Stored entries:
- - - - -
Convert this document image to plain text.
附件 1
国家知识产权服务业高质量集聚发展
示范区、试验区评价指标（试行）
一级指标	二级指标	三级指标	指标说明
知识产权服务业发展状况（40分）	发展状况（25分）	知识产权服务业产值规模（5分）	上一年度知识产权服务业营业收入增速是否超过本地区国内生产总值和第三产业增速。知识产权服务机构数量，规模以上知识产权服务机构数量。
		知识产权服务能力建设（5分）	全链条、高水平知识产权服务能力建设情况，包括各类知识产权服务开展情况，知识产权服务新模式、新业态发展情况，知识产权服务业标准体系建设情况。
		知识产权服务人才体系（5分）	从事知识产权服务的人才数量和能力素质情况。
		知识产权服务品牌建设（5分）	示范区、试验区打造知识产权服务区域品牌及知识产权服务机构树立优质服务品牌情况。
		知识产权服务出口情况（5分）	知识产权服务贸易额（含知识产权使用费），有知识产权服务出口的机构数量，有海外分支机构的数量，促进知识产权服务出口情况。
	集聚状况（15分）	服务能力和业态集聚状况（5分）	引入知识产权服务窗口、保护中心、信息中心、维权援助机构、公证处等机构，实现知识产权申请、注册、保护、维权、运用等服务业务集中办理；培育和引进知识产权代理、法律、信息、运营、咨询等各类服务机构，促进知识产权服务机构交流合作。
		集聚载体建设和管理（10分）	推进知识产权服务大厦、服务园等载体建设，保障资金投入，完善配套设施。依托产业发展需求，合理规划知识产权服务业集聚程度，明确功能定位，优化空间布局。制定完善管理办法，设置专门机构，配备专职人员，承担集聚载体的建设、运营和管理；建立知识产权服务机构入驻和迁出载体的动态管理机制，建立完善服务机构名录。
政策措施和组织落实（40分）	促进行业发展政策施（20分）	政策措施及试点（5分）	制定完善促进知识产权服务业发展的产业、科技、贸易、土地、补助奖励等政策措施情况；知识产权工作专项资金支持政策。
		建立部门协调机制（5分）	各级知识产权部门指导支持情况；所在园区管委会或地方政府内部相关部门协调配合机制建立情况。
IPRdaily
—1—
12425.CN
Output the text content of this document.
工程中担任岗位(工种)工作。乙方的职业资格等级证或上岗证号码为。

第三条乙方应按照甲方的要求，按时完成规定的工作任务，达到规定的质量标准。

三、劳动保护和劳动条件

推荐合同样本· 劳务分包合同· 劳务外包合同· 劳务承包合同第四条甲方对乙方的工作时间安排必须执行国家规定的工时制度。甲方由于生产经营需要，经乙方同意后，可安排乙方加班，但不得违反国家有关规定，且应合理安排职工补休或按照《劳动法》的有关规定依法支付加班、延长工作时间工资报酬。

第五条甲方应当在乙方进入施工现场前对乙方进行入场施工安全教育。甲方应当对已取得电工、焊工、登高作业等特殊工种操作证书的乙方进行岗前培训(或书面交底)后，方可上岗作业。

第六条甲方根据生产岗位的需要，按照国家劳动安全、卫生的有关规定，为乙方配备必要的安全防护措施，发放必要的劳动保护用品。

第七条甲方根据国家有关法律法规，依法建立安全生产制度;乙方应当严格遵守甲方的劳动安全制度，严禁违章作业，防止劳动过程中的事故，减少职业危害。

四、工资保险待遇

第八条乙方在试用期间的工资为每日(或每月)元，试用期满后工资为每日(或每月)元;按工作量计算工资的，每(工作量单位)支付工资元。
- - - - -
● **The task**
Return all lines containing the word "this".

● **Finished exercise**
Convert this document image to plain text.
Output the text content of this document.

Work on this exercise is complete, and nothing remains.